*** PASSAGE SHOWN

The pollution of microplastics varies geographically with location because as the consumption of plastic increases, there is increase in production of MP. Marine life is more disturbed by this plastic waste because ocean become a dump yard for running water system either directly via riverine system as river ultimately end up meet up with the ocean or indirectly as waste water treatment plant dispose of their waste directly in the ocean or in river which end up by meeting the marine water body. However, the size of sediment and distribution of MP is influenced by oxidative degradation (either photo- or thermal initiated), friction and biodegradation [39, 40]. The typical shape of microplastics consists of pellets, fibers and fragments but according to literature, majority of microplastics in Oceans are microfibers [41, 42]. Distribution and abundance of microplastics is chiefly determined by environmental [42, 43, 44] and anthropogenic factors [45]. Environmental factors include runoff, infiltration, river discharge, wind action, ocean currents, cyclones, river hydrodynamics, wave current, tides and movement/dispersion of animals. On the other hand, anthropogenic activities either they are for industrial or tourism or transport purpose which further led to accumulation of plastic debris in environment. According to literature, these environmental factors play vital role in determining the distribution of microplastics more intensely than anthropogenic activities, however anthropogenic activities are the core source of production of these plastic wastes.

Abundance of microplastics in oceans distribute across various strata of Ocean. In the sediments- water systems, microplastics only sink and accumulate in the sediment when their density exceed seawater (>1.02 g/cm3); otherwise it tends to float on the sea surface or in the water column [46], hence low density microplastics float on surface layer of ocean water whereas high density microplastics sinks down to benthos layer [5]. Buoyancy of microplastics can depend on befouling in which former biomass accumulation led to increase in microplastics density and later can decrease microplastics density which is responsible for sinking, neutral or floating action of microplastics. But in case of High density microplastics, there distribution depends on other factors also like change in tidal fronts, high flow rates or larger surface area of High density microplastics.

******

## AIM OF THE TASK
Continue the passage on how microplastics spread through the ocean, starting right after its final sentence.

*** ENTRIES SHOWN

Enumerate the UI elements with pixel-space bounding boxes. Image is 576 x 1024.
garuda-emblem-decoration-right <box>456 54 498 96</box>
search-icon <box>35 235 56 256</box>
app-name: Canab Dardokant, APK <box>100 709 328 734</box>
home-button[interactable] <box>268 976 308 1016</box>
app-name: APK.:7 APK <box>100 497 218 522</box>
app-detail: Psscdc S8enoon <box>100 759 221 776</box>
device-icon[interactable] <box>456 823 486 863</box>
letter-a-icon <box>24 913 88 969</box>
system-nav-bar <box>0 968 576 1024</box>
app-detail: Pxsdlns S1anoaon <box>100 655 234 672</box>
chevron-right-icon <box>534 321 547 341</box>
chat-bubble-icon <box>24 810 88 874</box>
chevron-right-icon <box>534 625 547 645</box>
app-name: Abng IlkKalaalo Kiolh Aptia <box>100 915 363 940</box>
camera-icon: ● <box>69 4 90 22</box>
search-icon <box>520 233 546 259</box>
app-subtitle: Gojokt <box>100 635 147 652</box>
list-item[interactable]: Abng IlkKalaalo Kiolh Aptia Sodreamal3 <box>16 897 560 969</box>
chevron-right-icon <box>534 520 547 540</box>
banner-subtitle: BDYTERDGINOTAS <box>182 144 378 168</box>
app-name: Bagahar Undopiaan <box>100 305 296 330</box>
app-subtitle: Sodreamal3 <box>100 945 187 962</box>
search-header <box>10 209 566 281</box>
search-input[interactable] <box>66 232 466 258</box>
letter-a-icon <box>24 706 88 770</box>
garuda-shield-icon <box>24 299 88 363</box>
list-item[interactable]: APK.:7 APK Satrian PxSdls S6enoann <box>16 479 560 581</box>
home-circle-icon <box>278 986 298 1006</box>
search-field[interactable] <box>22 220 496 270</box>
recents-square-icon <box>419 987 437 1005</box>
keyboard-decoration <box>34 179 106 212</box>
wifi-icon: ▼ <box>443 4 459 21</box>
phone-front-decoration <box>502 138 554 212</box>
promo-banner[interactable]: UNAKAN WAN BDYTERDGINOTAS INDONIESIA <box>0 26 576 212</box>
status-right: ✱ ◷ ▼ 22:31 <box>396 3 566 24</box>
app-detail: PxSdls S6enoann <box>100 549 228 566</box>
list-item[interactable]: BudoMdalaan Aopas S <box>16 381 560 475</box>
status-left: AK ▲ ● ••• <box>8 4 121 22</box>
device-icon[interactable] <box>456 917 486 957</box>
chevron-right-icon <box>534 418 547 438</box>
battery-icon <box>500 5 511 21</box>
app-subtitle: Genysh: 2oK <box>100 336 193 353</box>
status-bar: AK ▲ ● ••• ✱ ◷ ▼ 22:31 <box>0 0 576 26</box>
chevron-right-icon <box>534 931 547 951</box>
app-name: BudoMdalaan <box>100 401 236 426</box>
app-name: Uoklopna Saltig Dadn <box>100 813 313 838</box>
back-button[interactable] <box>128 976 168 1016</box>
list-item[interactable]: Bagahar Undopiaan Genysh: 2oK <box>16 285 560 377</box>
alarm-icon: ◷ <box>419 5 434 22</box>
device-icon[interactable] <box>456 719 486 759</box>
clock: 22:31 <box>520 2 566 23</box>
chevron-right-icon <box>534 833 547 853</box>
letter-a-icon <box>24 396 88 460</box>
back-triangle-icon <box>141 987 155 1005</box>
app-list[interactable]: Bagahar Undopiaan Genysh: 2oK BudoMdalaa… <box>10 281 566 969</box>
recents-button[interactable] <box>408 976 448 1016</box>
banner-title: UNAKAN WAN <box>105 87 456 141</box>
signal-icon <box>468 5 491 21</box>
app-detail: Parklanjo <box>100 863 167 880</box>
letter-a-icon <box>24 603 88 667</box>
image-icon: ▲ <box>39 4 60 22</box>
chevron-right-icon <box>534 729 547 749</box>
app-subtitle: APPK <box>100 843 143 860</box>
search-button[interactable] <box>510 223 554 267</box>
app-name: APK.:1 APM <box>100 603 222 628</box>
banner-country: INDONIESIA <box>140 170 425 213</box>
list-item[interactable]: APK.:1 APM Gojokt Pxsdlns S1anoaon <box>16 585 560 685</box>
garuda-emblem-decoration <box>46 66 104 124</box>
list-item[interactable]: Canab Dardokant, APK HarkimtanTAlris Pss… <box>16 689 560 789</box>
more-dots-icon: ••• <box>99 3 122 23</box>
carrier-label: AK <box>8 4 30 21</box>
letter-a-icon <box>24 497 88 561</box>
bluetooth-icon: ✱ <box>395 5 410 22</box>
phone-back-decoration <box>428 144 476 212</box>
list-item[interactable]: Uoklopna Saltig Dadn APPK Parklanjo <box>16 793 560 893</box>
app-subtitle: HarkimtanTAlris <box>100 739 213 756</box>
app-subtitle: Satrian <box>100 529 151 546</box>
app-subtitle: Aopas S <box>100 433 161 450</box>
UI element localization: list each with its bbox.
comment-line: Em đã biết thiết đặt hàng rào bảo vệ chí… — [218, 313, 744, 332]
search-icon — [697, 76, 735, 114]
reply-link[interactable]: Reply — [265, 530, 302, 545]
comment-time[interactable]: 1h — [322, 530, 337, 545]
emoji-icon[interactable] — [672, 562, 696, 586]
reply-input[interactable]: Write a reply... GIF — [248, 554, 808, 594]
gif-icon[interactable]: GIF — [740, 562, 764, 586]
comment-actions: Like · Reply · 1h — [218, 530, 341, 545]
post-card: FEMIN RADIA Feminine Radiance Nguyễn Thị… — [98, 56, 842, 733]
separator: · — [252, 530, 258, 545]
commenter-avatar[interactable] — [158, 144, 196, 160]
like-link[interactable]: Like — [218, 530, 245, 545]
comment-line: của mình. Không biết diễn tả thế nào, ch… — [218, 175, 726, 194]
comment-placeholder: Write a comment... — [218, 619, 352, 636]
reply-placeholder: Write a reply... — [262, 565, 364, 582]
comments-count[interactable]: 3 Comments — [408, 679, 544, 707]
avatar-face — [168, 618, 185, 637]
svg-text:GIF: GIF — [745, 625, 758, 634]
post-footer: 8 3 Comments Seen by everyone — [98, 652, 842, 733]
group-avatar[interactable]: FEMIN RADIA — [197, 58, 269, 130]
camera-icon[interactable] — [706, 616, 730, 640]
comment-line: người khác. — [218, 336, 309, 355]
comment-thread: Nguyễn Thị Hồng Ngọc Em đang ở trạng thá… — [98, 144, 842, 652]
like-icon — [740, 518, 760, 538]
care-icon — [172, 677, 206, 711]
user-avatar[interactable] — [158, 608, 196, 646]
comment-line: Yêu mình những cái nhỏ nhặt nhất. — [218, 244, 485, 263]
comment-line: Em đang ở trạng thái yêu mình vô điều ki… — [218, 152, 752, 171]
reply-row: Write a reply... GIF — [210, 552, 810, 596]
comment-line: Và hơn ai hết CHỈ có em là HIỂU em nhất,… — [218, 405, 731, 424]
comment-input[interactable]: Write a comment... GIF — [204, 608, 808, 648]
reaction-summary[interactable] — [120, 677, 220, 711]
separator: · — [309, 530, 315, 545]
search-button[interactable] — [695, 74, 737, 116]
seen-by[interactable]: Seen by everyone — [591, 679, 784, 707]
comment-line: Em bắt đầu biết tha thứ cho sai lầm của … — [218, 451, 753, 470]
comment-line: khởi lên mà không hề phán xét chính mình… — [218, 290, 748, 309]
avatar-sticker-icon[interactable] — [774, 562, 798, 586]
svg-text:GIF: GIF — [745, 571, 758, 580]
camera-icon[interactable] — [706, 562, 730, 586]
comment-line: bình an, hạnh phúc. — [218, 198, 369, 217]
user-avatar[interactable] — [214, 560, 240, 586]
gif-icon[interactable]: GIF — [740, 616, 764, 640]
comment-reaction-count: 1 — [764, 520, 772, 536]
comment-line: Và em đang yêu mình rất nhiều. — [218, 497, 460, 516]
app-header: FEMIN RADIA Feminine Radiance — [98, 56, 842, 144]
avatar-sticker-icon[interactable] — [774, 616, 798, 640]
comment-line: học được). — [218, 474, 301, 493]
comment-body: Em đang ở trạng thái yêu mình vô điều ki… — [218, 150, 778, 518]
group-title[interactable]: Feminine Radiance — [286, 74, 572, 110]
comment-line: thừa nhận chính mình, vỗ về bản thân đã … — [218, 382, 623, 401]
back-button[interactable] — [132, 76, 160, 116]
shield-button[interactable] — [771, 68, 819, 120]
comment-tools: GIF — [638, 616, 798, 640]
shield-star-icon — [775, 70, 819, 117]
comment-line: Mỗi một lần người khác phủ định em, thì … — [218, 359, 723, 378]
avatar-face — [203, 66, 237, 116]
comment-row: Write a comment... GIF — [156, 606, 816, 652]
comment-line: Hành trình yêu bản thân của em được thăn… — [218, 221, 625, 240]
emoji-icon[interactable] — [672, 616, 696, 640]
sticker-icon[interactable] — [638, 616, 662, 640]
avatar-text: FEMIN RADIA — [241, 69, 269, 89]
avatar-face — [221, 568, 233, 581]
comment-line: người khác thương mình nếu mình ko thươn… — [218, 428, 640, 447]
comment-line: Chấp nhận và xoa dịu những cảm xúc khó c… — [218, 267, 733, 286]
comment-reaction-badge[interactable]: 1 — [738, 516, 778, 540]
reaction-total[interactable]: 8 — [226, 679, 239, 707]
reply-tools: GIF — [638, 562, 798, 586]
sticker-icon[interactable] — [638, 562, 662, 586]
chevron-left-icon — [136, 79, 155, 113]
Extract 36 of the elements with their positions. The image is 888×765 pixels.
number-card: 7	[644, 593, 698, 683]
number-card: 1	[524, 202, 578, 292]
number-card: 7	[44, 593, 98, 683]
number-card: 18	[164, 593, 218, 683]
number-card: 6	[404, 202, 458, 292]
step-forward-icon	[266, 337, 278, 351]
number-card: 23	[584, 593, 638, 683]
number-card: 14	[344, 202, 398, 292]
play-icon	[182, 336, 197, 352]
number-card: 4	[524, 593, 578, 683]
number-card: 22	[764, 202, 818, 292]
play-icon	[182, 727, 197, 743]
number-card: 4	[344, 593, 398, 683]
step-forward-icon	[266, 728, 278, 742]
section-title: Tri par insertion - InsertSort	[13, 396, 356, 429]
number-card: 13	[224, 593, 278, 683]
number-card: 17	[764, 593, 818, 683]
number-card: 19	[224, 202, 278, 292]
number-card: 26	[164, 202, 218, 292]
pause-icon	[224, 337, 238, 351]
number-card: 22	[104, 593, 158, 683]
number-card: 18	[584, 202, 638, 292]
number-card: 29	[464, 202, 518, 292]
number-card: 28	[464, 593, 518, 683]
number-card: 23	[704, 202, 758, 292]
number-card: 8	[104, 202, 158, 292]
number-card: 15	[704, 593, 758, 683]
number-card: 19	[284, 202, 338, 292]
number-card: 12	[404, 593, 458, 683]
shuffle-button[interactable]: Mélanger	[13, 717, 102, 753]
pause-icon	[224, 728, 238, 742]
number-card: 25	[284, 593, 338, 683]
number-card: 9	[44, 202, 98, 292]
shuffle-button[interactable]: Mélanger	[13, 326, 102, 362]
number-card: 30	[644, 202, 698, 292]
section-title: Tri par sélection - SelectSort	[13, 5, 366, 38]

******

## RESPONSE BELOW
Beaches are a reservoir of highly fragmented plastic debris that transport microplastics back to costal water and finally to open ocean [47]. It is based on observation of Wang et al. [48] that concentration of microplastics is usually higher in upper layer i.e. epipelagic layer than the immediate lower mesopelagic layer this may be due to preferential flow or animal movement. Even, mesoscale ocean dynamics have impact on distribution of plastic debris at sea surface within subtropical gyres [49]. Usually, sea platforms and marine trafficking are responsible for microplastics in far off Ocean, whereas microplastics in near shore originate mostly from waste water, runoffs, rivers etc. [50, 51]. However terrestrial environment also determines the concentration of microplastics as harbor and industries add huge amount of plastic debris either directly or indirectly which add up to the acumen concentration of microplastics in the ocean. The dire situation of disturbance in aquatic ecosystem is becoming huge day by day as these not only affect flora but fauna as well; even coral beds are not far away from disturbance. This plastic debris also includes mesoplastics accumulation. Use and through plastic items are becoming huge threat to the aquatic organisms hence number of reports are increasing in this area of research which indicate the negative impact of microplastics and is alarming accumulation rate in ecosystem which is also eye catching for researchers and environmentalists.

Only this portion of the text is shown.